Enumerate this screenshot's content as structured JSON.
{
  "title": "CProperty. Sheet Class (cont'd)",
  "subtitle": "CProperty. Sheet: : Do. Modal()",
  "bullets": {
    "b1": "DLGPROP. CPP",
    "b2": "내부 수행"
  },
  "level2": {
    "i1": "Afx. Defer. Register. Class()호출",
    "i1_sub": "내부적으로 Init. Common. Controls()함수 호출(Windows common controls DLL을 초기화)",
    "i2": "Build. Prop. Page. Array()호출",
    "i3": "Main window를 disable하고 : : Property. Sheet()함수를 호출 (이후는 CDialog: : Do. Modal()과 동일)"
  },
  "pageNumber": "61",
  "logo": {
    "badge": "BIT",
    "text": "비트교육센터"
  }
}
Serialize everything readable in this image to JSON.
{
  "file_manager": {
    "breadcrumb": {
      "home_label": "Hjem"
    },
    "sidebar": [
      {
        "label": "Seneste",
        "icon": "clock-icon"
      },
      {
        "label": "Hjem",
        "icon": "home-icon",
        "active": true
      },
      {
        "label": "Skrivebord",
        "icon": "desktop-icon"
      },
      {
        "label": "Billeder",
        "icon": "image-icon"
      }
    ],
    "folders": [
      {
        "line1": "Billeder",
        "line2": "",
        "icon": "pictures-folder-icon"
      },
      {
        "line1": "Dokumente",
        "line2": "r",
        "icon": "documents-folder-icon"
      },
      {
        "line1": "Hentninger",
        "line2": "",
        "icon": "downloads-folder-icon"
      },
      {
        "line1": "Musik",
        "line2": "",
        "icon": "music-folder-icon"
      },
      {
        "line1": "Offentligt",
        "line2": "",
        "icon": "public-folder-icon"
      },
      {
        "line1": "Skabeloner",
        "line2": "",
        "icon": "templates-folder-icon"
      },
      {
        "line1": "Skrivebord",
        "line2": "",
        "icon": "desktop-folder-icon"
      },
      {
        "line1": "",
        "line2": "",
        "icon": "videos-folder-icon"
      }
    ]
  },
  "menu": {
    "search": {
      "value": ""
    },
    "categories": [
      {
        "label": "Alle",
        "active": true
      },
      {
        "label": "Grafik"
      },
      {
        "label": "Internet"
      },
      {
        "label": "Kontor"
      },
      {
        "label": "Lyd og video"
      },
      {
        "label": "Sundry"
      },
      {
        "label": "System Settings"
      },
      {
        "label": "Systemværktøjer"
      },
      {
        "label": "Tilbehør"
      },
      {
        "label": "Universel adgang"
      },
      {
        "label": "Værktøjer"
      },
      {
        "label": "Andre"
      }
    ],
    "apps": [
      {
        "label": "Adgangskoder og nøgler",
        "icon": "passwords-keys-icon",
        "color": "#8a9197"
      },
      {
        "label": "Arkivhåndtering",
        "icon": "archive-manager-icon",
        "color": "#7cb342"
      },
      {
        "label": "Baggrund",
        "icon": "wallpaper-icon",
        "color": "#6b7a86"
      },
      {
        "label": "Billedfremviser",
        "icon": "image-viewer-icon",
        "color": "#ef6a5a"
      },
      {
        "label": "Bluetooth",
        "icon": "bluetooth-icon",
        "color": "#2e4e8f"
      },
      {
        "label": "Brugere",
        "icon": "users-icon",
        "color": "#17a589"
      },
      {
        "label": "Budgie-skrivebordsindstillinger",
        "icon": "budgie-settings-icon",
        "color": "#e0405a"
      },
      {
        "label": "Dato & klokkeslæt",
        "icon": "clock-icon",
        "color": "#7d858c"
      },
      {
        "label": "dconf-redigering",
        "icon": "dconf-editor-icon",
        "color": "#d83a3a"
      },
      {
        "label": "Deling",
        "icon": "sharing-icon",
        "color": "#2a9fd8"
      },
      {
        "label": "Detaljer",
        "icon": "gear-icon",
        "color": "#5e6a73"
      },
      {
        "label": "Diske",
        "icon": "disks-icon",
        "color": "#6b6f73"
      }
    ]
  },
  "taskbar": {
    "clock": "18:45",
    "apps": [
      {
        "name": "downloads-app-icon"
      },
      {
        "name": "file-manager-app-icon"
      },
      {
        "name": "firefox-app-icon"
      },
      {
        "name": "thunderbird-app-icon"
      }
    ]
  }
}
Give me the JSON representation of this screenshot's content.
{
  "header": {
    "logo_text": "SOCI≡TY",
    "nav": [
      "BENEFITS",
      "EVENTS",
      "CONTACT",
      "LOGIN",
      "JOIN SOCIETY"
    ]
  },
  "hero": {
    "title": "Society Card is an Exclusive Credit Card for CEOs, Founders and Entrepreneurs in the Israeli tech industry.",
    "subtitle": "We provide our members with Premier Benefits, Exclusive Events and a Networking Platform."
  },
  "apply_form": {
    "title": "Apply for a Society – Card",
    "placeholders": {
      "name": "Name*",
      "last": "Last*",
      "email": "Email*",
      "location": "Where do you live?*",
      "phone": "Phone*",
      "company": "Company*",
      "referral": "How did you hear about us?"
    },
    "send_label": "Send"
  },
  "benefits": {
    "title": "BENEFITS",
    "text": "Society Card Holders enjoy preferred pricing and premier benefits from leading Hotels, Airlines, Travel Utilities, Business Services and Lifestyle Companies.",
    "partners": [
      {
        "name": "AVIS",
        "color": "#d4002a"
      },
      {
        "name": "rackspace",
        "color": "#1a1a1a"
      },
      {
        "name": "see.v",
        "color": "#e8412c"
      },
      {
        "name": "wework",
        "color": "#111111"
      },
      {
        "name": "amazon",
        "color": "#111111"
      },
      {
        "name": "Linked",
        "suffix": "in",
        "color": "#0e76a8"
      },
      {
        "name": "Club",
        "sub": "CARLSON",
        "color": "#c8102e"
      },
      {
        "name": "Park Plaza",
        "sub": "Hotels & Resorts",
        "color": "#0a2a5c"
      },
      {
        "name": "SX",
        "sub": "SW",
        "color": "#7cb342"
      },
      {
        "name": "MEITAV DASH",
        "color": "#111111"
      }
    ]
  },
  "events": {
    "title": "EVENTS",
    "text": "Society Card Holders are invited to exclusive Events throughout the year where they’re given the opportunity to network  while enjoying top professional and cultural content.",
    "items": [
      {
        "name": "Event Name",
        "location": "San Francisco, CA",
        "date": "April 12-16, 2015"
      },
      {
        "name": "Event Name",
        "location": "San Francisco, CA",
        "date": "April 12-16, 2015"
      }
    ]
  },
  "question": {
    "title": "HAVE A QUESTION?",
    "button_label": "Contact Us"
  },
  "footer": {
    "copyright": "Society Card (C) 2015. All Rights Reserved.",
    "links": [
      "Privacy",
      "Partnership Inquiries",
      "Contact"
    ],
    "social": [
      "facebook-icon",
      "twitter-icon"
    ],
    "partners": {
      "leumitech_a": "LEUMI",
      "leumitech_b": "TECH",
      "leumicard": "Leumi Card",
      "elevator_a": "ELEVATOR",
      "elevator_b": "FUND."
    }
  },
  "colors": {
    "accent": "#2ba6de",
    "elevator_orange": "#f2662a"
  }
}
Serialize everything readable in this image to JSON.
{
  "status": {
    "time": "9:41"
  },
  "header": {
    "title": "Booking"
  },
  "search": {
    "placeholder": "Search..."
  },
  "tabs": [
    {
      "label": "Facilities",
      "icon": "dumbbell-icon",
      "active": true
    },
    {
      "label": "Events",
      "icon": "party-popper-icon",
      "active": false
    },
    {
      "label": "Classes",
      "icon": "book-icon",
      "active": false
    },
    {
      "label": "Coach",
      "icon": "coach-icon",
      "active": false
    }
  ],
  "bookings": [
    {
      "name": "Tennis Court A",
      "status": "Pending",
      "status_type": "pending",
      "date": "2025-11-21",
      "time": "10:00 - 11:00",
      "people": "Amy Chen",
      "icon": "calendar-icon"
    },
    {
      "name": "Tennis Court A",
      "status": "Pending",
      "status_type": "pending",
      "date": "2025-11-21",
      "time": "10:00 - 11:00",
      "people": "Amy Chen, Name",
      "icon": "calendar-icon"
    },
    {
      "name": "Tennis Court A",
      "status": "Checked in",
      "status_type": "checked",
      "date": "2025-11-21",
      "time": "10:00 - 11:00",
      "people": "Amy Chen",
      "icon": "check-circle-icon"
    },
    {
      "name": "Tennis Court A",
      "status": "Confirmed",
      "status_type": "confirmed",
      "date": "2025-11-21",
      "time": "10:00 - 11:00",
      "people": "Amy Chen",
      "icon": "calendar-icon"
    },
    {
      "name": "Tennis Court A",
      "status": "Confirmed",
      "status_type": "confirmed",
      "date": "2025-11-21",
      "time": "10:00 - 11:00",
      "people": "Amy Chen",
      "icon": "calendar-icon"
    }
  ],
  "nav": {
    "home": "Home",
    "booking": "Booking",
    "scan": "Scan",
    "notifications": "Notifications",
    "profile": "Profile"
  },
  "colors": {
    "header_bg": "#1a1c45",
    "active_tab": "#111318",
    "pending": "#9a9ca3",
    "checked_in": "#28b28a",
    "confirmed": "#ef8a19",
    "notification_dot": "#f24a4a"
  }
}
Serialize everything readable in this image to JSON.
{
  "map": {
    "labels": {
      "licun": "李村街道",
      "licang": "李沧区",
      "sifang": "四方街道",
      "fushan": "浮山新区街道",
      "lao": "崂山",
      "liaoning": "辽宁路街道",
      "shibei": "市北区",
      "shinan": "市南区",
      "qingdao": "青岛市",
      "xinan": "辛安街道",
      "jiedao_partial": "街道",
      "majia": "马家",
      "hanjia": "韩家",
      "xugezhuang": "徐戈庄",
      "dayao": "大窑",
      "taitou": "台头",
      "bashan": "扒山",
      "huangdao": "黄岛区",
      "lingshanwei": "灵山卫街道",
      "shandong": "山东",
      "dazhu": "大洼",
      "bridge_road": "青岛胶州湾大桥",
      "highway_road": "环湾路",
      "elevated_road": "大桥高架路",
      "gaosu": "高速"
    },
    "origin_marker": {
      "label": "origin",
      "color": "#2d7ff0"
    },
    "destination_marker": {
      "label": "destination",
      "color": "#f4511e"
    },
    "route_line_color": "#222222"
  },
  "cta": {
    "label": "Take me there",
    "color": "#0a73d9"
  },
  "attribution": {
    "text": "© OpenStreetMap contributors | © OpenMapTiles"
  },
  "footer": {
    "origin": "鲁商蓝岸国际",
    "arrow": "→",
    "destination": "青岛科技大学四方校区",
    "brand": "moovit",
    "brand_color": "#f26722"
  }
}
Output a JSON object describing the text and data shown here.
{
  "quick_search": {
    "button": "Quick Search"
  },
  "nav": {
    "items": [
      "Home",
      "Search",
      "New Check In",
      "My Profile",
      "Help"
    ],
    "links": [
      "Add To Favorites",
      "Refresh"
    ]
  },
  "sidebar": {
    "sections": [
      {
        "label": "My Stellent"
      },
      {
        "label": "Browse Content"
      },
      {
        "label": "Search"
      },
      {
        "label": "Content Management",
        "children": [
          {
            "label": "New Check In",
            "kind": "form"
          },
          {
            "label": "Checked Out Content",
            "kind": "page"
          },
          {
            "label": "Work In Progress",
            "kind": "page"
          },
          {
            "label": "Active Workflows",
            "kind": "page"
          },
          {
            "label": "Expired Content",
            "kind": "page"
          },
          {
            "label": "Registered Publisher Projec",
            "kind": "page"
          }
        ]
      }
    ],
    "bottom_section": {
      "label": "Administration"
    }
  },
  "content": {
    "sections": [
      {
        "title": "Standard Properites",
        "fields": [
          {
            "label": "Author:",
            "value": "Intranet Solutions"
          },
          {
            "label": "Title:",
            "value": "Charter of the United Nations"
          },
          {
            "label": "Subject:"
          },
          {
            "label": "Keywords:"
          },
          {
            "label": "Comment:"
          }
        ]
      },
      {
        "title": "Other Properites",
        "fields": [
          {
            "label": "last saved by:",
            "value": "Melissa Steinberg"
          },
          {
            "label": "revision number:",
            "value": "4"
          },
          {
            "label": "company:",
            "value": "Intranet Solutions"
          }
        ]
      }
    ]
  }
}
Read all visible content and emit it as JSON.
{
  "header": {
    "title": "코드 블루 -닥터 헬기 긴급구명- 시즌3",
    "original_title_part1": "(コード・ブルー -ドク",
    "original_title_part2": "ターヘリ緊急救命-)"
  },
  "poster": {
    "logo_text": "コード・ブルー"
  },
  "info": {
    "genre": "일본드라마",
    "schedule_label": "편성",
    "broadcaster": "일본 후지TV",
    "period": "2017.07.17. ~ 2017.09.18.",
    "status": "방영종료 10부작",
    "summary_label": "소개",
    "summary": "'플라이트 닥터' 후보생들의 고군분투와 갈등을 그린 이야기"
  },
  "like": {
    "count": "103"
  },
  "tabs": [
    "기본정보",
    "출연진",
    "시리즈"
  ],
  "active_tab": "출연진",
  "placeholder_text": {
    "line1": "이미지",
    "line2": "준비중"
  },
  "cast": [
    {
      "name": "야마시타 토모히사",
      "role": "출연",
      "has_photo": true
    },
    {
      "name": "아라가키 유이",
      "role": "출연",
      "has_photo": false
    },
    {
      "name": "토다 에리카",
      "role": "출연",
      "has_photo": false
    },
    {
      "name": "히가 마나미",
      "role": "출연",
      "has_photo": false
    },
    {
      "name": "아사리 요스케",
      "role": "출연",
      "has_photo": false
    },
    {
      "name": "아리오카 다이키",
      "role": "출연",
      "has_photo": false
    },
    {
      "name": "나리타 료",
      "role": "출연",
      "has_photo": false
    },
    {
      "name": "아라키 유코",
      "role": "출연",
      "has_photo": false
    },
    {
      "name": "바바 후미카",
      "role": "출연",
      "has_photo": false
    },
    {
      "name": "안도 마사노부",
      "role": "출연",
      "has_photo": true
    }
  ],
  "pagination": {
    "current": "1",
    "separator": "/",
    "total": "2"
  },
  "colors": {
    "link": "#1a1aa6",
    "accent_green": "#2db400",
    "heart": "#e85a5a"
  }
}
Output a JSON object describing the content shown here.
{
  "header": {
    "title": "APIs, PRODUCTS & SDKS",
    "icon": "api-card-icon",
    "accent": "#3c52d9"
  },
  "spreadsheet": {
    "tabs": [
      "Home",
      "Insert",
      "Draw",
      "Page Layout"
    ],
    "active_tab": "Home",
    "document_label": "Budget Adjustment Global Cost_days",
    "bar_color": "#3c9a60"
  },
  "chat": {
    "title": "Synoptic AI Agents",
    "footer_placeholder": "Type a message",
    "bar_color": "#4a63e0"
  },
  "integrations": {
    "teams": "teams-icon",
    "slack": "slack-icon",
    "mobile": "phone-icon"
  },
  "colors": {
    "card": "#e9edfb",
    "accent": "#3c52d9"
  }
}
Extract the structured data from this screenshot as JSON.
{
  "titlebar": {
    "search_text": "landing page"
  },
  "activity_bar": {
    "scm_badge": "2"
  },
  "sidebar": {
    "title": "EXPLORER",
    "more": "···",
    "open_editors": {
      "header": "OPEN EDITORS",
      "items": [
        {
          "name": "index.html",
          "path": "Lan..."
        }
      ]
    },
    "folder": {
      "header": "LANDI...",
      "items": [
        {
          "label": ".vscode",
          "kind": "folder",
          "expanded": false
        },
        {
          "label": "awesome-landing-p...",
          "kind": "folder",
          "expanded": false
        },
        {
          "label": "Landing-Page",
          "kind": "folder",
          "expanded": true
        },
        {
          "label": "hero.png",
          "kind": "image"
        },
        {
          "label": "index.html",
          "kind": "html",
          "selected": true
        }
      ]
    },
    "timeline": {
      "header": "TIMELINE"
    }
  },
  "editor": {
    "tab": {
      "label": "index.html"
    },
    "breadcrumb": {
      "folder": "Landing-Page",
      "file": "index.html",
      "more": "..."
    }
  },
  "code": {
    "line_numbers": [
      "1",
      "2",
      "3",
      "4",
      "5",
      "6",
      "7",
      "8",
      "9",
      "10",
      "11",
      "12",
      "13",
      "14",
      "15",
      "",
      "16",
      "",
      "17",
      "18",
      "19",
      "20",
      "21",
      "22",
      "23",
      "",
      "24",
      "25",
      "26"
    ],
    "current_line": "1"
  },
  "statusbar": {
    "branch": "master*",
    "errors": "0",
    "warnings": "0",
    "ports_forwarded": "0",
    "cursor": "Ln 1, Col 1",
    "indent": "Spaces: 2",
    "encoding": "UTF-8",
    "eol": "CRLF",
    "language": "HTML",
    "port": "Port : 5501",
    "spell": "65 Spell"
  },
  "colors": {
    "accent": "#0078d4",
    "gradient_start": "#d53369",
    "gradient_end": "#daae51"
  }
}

| EXERCISE DESCRIPTION |
Gather each line holding the string "subtitle".

| FULL ANSWER |
  "subtitle": "CProperty. Sheet: : Do. Modal()",
    "subtitle": "We provide our members with Premier Benefits, Exclusive Events and a Networking Platform."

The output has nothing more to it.